--- Start of Source material ---
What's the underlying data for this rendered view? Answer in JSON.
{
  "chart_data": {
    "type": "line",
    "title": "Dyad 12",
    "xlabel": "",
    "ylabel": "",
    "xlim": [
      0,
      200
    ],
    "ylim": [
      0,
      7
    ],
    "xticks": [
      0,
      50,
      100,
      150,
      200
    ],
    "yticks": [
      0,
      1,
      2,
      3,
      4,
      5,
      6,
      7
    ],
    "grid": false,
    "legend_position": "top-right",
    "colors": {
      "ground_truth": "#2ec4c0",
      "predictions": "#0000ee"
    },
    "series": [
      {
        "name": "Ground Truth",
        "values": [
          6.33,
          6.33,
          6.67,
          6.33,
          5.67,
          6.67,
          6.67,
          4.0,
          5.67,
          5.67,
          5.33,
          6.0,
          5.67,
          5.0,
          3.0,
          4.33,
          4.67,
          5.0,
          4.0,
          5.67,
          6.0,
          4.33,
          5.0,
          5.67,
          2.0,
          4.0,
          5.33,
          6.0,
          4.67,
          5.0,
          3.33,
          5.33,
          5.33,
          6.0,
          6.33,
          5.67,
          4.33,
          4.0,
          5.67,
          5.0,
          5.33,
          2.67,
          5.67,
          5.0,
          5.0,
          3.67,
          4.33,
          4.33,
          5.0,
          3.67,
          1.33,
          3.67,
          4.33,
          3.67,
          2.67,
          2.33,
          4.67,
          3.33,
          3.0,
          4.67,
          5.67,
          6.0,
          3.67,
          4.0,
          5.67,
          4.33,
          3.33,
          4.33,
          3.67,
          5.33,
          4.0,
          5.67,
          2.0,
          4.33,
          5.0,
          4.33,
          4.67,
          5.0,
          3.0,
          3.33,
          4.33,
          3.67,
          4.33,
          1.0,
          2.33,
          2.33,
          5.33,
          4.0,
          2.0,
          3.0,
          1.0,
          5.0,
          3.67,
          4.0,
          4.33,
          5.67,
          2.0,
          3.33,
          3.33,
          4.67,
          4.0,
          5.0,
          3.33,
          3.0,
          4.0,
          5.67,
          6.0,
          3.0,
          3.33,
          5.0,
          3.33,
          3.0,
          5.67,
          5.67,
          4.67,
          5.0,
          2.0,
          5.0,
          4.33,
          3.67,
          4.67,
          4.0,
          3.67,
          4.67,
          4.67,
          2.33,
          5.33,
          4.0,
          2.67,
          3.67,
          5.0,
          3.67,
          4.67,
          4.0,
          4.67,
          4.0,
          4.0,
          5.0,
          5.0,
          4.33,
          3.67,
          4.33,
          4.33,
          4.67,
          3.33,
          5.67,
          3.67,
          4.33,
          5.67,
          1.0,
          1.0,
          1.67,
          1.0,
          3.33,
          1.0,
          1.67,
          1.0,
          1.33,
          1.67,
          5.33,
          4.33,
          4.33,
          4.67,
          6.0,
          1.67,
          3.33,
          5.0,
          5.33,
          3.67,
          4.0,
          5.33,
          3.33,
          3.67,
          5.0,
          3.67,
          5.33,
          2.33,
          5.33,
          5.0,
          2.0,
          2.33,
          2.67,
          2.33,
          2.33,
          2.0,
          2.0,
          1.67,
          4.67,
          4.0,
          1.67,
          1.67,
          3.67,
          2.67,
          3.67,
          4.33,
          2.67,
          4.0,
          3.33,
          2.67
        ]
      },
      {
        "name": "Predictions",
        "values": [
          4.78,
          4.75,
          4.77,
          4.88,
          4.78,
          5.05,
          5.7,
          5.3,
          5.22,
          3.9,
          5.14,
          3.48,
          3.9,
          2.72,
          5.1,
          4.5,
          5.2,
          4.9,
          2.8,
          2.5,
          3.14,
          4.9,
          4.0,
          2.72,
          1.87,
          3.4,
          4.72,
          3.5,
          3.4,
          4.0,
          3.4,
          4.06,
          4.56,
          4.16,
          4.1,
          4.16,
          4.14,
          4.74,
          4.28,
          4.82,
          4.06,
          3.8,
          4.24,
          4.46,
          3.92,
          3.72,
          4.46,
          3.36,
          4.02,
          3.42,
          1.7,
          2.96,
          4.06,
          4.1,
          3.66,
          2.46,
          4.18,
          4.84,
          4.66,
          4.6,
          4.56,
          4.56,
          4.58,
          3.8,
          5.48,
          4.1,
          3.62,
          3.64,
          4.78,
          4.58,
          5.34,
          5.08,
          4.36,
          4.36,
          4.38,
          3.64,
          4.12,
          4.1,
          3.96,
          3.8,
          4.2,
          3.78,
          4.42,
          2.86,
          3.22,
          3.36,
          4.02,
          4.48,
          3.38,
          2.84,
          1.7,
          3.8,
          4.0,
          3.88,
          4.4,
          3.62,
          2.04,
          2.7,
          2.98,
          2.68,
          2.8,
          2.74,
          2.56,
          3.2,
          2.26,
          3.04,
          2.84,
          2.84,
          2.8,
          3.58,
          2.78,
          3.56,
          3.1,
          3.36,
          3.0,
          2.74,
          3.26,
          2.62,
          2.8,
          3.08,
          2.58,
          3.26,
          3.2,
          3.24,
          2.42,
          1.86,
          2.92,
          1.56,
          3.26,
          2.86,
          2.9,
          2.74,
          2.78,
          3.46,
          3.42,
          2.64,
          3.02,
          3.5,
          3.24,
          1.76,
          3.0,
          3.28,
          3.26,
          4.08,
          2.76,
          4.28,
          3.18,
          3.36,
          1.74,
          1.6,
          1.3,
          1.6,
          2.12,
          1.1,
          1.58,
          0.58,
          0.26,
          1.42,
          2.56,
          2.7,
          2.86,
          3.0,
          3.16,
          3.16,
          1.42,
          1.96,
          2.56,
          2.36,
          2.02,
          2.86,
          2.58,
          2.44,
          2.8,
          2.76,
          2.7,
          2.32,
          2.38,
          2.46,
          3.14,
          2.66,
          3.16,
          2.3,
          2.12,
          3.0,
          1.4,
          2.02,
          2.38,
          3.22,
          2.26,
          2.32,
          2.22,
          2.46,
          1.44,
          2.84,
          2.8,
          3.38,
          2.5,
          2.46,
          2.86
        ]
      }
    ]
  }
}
--- End of Source material ---
• _What to work on_:
Extract the full set of entries word for word.

• _Reply_:
What's the underlying data for this rendered view? Answer in JSON.
{
  "chart_data": {
    "type": "line",
    "title": "Dyad 12",
    "xlabel": "",
    "ylabel": "",
    "xlim": [
      0,
      200
    ],
    "ylim": [
      0,
      7
    ],
    "xticks": [
      0,
      50,
      100,
      150,
      200
    ],
    "yticks": [
      0,
      1,
      2,
      3,
      4,
      5,
      6,
      7
    ],
    "grid": false,
    "legend_position": "top-right",
    "colors": {
      "ground_truth": "#2ec4c0",
      "predictions": "#0000ee"
    },
    "series": [
      {
        "name": "Ground Truth",
        "values": [
          6.33,
          6.33,
          6.67,
          6.33,
          5.67,
          6.67,
          6.67,
          4.0,
          5.67,
          5.67,
          5.33,
          6.0,
          5.67,
          5.0,
          3.0,
          4.33,
          4.67,
          5.0,
          4.0,
          5.67,
          6.0,
          4.33,
          5.0,
          5.67,
          2.0,
          4.0,
          5.33,
          6.0,
          4.67,
          5.0,
          3.33,
          5.33,
          5.33,
          6.0,
          6.33,
          5.67,
          4.33,
          4.0,
          5.67,
          5.0,
          5.33,
          2.67,
          5.67,
          5.0,
          5.0,
          3.67,
          4.33,
          4.33,
          5.0,
          3.67,
          1.33,
          3.67,
          4.33,
          3.67,
          2.67,
          2.33,
          4.67,
          3.33,
          3.0,
          4.67,
          5.67,
          6.0,
          3.67,
          4.0,
          5.67,
          4.33,
          3.33,
          4.33,
          3.67,
          5.33,
          4.0,
          5.67,
          2.0,
          4.33,
          5.0,
          4.33,
          4.67,
          5.0,
          3.0,
          3.33,
          4.33,
          3.67,
          4.33,
          1.0,
          2.33,
          2.33,
          5.33,
          4.0,
          2.0,
          3.0,
          1.0,
          5.0,
          3.67,
          4.0,
          4.33,
          5.67,
          2.0,
          3.33,
          3.33,
          4.67,
          4.0,
          5.0,
          3.33,
          3.0,
          4.0,
          5.67,
          6.0,
          3.0,
          3.33,
          5.0,
          3.33,
          3.0,
          5.67,
          5.67,
          4.67,
          5.0,
          2.0,
          5.0,
          4.33,
          3.67,
          4.67,
          4.0,
          3.67,
          4.67,
          4.67,
          2.33,
          5.33,
          4.0,
          2.67,
          3.67,
          5.0,
          3.67,
          4.67,
          4.0,
          4.67,
          4.0,
          4.0,
          5.0,
          5.0,
          4.33,
          3.67,
          4.33,
          4.33,
          4.67,
          3.33,
          5.67,
          3.67,
          4.33,
          5.67,
          1.0,
          1.0,
          1.67,
          1.0,
          3.33,
          1.0,
          1.67,
          1.0,
          1.33,
          1.67,
          5.33,
          4.33,
          4.33,
          4.67,
          6.0,
          1.67,
          3.33,
          5.0,
          5.33,
          3.67,
          4.0,
          5.33,
          3.33,
          3.67,
          5.0,
          3.67,
          5.33,
          2.33,
          5.33,
          5.0,
          2.0,
          2.33,
          2.67,
          2.33,
          2.33,
          2.0,
          2.0,
          1.67,
          4.67,
          4.0,
          1.67,
          1.67,
          3.67,
          2.67,
          3.67,
          4.33,
          2.67,
          4.0,
          3.33,
          2.67
        ]
      },
      {
        "name": "Predictions",
        "values": [
          4.78,
          4.75,
          4.77,
          4.88,
          4.78,
          5.05,
          5.7,
          5.3,
          5.22,
          3.9,
          5.14,
          3.48,
          3.9,
          2.72,
          5.1,
          4.5,
          5.2,
          4.9,
          2.8,
          2.5,
          3.14,
          4.9,
          4.0,
          2.72,
          1.87,
          3.4,
          4.72,
          3.5,
          3.4,
          4.0,
          3.4,
          4.06,
          4.56,
          4.16,
          4.1,
          4.16,
          4.14,
          4.74,
          4.28,
          4.82,
          4.06,
          3.8,
          4.24,
          4.46,
          3.92,
          3.72,
          4.46,
          3.36,
          4.02,
          3.42,
          1.7,
          2.96,
          4.06,
          4.1,
          3.66,
          2.46,
          4.18,
          4.84,
          4.66,
          4.6,
          4.56,
          4.56,
          4.58,
          3.8,
          5.48,
          4.1,
          3.62,
          3.64,
          4.78,
          4.58,
          5.34,
          5.08,
          4.36,
          4.36,
          4.38,
          3.64,
          4.12,
          4.1,
          3.96,
          3.8,
          4.2,
          3.78,
          4.42,
          2.86,
          3.22,
          3.36,
          4.02,
          4.48,
          3.38,
          2.84,
          1.7,
          3.8,
          4.0,
          3.88,
          4.4,
          3.62,
          2.04,
          2.7,
          2.98,
          2.68,
          2.8,
          2.74,
          2.56,
          3.2,
          2.26,
          3.04,
          2.84,
          2.84,
          2.8,
          3.58,
          2.78,
          3.56,
          3.1,
          3.36,
          3.0,
          2.74,
          3.26,
          2.62,
          2.8,
          3.08,
          2.58,
          3.26,
          3.2,
          3.24,
          2.42,
          1.86,
          2.92,
          1.56,
          3.26,
          2.86,
          2.9,
          2.74,
          2.78,
          3.46,
          3.42,
          2.64,
          3.02,
          3.5,
          3.24,
          1.76,
          3.0,
          3.28,
          3.26,
          4.08,
          2.76,
          4.28,
          3.18,
          3.36,
          1.74,
          1.6,
          1.3,
          1.6,
          2.12,
          1.1,
          1.58,
          0.58,
          0.26,
          1.42,
          2.56,
          2.7,
          2.86,
          3.0,
          3.16,
          3.16,
          1.42,
          1.96,
          2.56,
          2.36,
          2.02,
          2.86,
          2.58,
          2.44,
          2.8,
          2.76,
          2.7,
          2.32,
          2.38,
          2.46,
          3.14,
          2.66,
          3.16,
          2.3,
          2.12,
          3.0,
          1.4,
          2.02,
          2.38,
          3.22,
          2.26,
          2.32,
          2.22,
          2.46,
          1.44,
          2.84,
          2.8,
          3.38,
          2.5,
          2.46,
          2.86
        ]
      }
    ]
  }
}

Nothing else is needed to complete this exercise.